De acordo com Merleau-Ponty (2011), o tempo é uma Gestalt, uma totalidade sem síntese, ou, ainda, um fundo de indivisão em que o próprio presente é concebido na relação figura e fundo. Logo, a coisa espacial e temporal não é correspondência a si, mas transcendência que se abre para um fundo indeterminado. A linearidade do diagrama temporal husserliano e sua descrição da retenção acabam ignorando esse fato e tornando inviável a explicação sobre a passagem ao horizonte das retenções afastadas, ou seja, sobre o esquecimento, porque necessita de um elemento pontual, fixado no tempo, para efetivar o processo de diferenciação entre os momentos passados mais antigos e os mais recentes. É preciso compreender os horizontes temporais e as possibilidades de permanência do passado como retenção, da mesma maneira que o retorno desse passado como síntese passiva. Isso significa que os perfis retidos e apresentados na perspectiva de um fluxo temporal não podem ser oriundos da capacidade subjetiva de reuni-los, já que a subjetividade se confunde com o próprio fluxo.

O QUE SE PEDE -
Devolva na íntegra o trecho acima sobre o tempo segundo Merleau-Ponty, sem nenhuma alteração.

[Listagens de regiões anotadas]
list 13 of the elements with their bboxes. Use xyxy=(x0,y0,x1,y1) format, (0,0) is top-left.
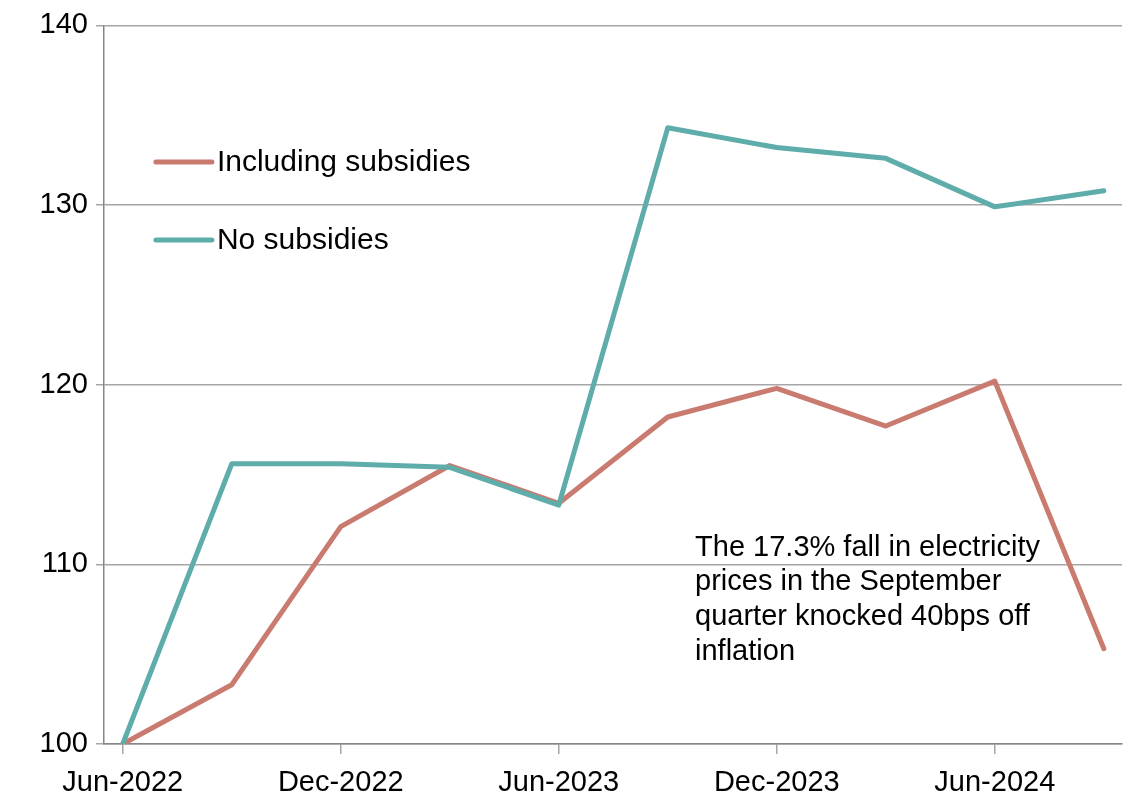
y-tick-label: 120 xyxy=(39,366,88,399)
x-tick-label: Jun-2024 xyxy=(934,765,1056,798)
y-tick-label: 130 xyxy=(39,187,88,220)
annotation: The 17.3% fall in electricity prices in the September quarter knocked 40bps off inflation xyxy=(695,529,1041,666)
y-tick-label: 110 xyxy=(41,546,88,579)
legend-label: Including subsidies xyxy=(216,144,471,178)
x-tick-label: Jun-2022 xyxy=(62,765,184,798)
y-tick-label: 100 xyxy=(39,726,88,758)
x-tick-label: Dec-2023 xyxy=(713,765,840,798)
y-tick-label: 140 xyxy=(39,7,88,40)
x-tick-label: Dec-2022 xyxy=(277,765,404,798)
legend-label: No subsidies xyxy=(216,222,389,256)
x-tick-label: Jun-2023 xyxy=(498,765,620,798)
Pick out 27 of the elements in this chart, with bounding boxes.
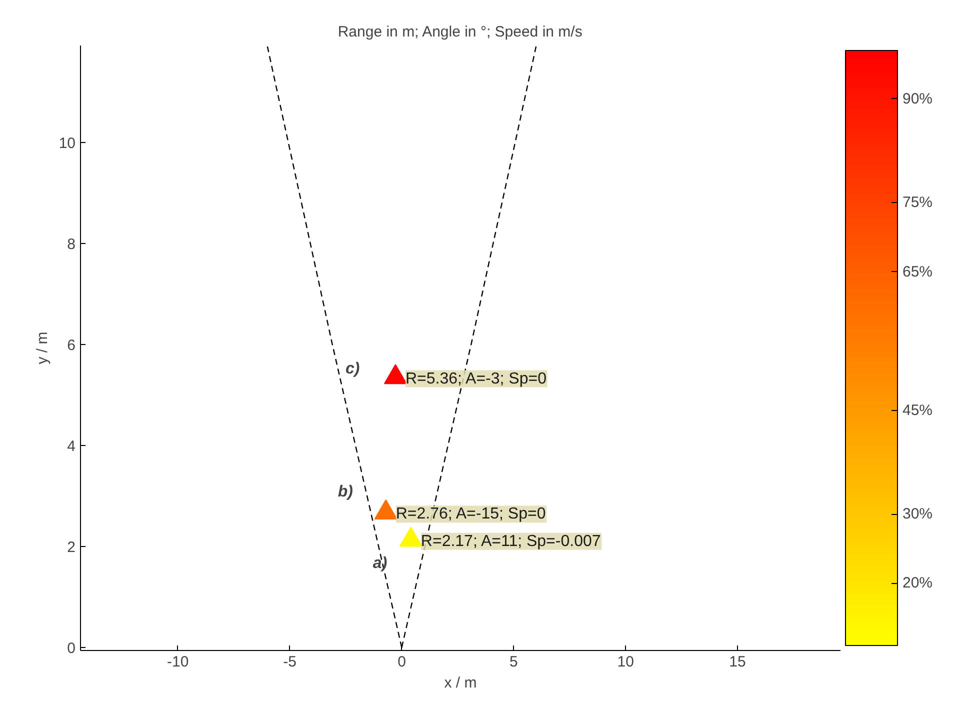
annotation: R=2.76; A=-15; Sp=0 xyxy=(396,506,546,523)
y-tick-label: 8 xyxy=(67,236,76,253)
y-tick-label: 2 xyxy=(67,538,76,556)
y-tick-label: 4 xyxy=(67,438,76,455)
color-bar-label: 30% xyxy=(902,506,933,523)
x-tick-label: 15 xyxy=(729,654,746,670)
x-tick-label: 0 xyxy=(398,654,406,670)
x-tick-label: 10 xyxy=(617,654,634,670)
x-tick-label: -10 xyxy=(167,654,189,670)
x-axis-title: x / m xyxy=(444,674,477,692)
color-bar-label: 20% xyxy=(902,574,933,592)
x-tick-label: 5 xyxy=(509,654,518,670)
color-bar-label: 90% xyxy=(902,90,933,108)
y-tick-label: 6 xyxy=(67,336,76,354)
annotation: R=5.36; A=-3; Sp=0 xyxy=(405,370,547,388)
annotation: a) xyxy=(372,554,388,572)
annotation: R=2.17; A=11; Sp=-0.007 xyxy=(420,532,601,550)
chart-title: Range in m; Angle in °; Speed in m/s xyxy=(338,24,582,40)
x-tick-label: -5 xyxy=(283,654,296,670)
y-tick-label: 0 xyxy=(67,640,76,657)
color-bar-label: 75% xyxy=(902,194,933,212)
annotation: b) xyxy=(338,484,353,501)
annotation: c) xyxy=(345,360,360,378)
color-bar-label: 65% xyxy=(902,263,933,280)
y-axis-title: y / m xyxy=(34,332,51,364)
y-tick-label: 10 xyxy=(58,134,76,152)
color-bar-label: 45% xyxy=(902,402,933,419)
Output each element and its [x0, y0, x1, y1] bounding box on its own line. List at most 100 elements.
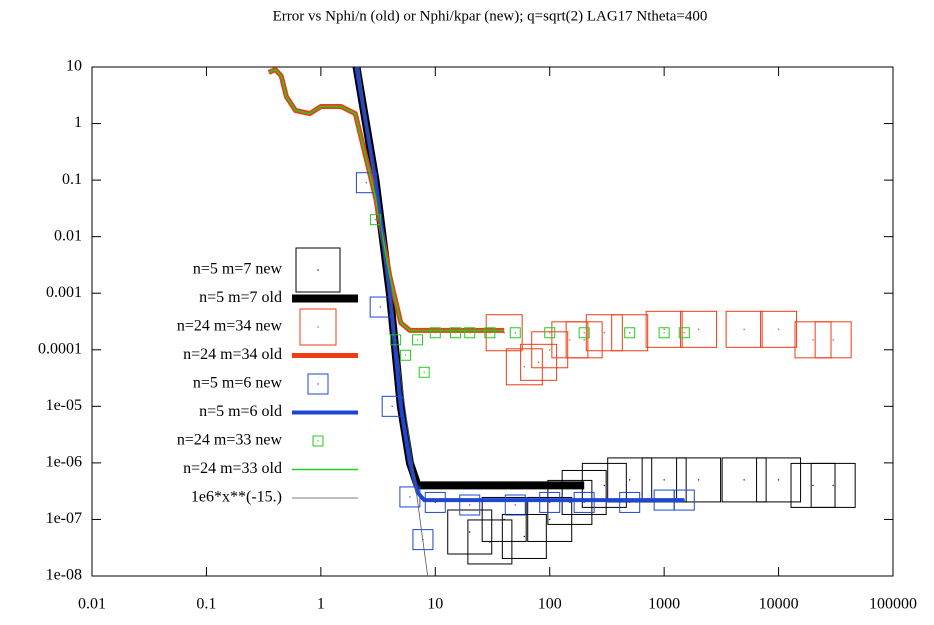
point — [573, 491, 595, 513]
point-dot — [549, 518, 551, 521]
point — [658, 327, 670, 339]
point-dot — [365, 181, 368, 184]
plot-area — [267, 67, 856, 576]
point-dot — [391, 405, 393, 408]
point — [624, 327, 636, 339]
point-dot — [663, 332, 665, 334]
point-dot — [583, 332, 585, 334]
series-line — [354, 67, 685, 503]
y-tick-label: 0.0001 — [38, 340, 82, 357]
point — [678, 327, 690, 339]
point — [400, 349, 412, 361]
x-tick-label: 100 — [538, 596, 562, 613]
legend-marker — [299, 308, 337, 346]
legend-label: n=24 m=33 new — [177, 432, 283, 449]
point-dot — [503, 518, 505, 521]
y-tick-label: 1 — [74, 114, 82, 131]
plot-border — [91, 66, 894, 577]
point — [424, 491, 446, 513]
point — [547, 479, 593, 525]
chart-title: Error vs Nphi/n (old) or Nphi/kpar (new)… — [273, 8, 708, 24]
x-tick-label: 10000 — [759, 596, 799, 613]
point-dot — [697, 479, 700, 481]
point — [369, 214, 381, 226]
point — [578, 327, 590, 339]
point — [501, 513, 547, 559]
x-tick-label: 10 — [427, 596, 443, 613]
point-dot — [537, 361, 540, 364]
point — [756, 457, 802, 503]
point-dot — [812, 484, 814, 487]
point-dot — [603, 332, 606, 334]
point — [680, 310, 718, 348]
point-dot — [469, 531, 471, 533]
point-dot — [489, 332, 491, 334]
legend-marker-dot — [317, 383, 319, 385]
point — [527, 496, 573, 542]
point-dot — [549, 349, 551, 351]
point — [509, 327, 521, 339]
point-dot — [743, 479, 745, 481]
point — [585, 314, 623, 352]
legend-label: n=5 m=7 new — [193, 261, 283, 278]
point — [725, 310, 763, 348]
y-tick-label: 1e-07 — [46, 510, 82, 527]
point — [531, 331, 569, 369]
point — [539, 491, 561, 513]
series-line — [268, 68, 505, 332]
legend-label: n=24 m=34 old — [183, 346, 282, 363]
point — [504, 494, 526, 516]
point-dot — [514, 332, 516, 334]
y-tick-label: 0.01 — [54, 227, 82, 244]
point-dot — [812, 339, 814, 341]
legend-label: n=5 m=6 new — [193, 375, 283, 392]
point-dot — [523, 366, 526, 368]
point — [412, 334, 424, 346]
point-dot — [697, 328, 700, 331]
point — [565, 321, 603, 359]
x-tick-label: 100000 — [869, 596, 917, 613]
y-tick-label: 0.1 — [62, 171, 82, 188]
point-dot — [523, 535, 526, 538]
y-tick-label: 1e-05 — [46, 397, 82, 414]
point-dot — [514, 504, 516, 506]
point — [484, 327, 496, 339]
point — [412, 529, 434, 551]
point-dot — [743, 328, 745, 331]
legend-label: n=5 m=6 old — [199, 403, 282, 420]
point-dot — [603, 484, 606, 487]
point — [505, 348, 543, 386]
point-dot — [663, 328, 665, 331]
point-dot — [683, 332, 685, 334]
point-dot — [569, 339, 571, 341]
y-tick-label: 1e-08 — [46, 567, 82, 584]
point-dot — [628, 332, 631, 334]
point — [561, 469, 607, 515]
point-dot — [409, 496, 411, 498]
x-tick-label: 1000 — [648, 596, 680, 613]
point-dot — [379, 306, 381, 308]
legend-marker — [307, 373, 329, 395]
point-dot — [469, 504, 471, 506]
y-tick-label: 1e-06 — [46, 454, 82, 471]
x-tick-label: 0.1 — [196, 596, 216, 613]
legend-label: n=24 m=33 old — [183, 460, 282, 477]
point-dot — [549, 332, 551, 334]
point — [544, 327, 556, 339]
legend-marker — [312, 435, 324, 447]
y-tick-label: 10 — [66, 58, 82, 75]
point — [619, 491, 641, 513]
x-tick-label: 0.01 — [78, 596, 106, 613]
point — [390, 334, 402, 346]
point-dot — [777, 328, 780, 331]
legend-label: n=5 m=7 old — [199, 289, 282, 306]
point — [814, 321, 852, 359]
point — [481, 496, 527, 542]
point — [760, 310, 798, 348]
point — [794, 321, 832, 359]
legend-marker — [295, 247, 341, 293]
point-dot — [832, 339, 834, 341]
x-tick-label: 1 — [317, 596, 325, 613]
point-dot — [374, 218, 377, 221]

RESPOSTA DA TAREFA -
De acordo com Merleau-Ponty (2011), o tempo é uma Gestalt, uma totalidade sem síntese, ou, ainda, um fundo de indivisão em que o próprio presente é concebido na relação figura e fundo. Logo, a coisa espacial e temporal não é correspondência a si, mas transcendência que se abre para um fundo indeterminado. A linearidade do diagrama temporal husserliano e sua descrição da retenção acabam ignorando esse fato e tornando inviável a explicação sobre a passagem ao horizonte das retenções afastadas, ou seja, sobre o esquecimento, porque necessita de um elemento pontual, fixado no tempo, para efetivar o processo de diferenciação entre os momentos passados mais antigos e os mais recentes. É preciso compreender os horizontes temporais e as possibilidades de permanência do passado como retenção, da mesma maneira que o retorno desse passado como síntese passiva. Isso significa que os perfis retidos e apresentados na perspectiva de um fluxo temporal não podem ser oriundos da capacidade subjetiva de reuni-los, já que a subjetividade se confunde com o próprio fluxo.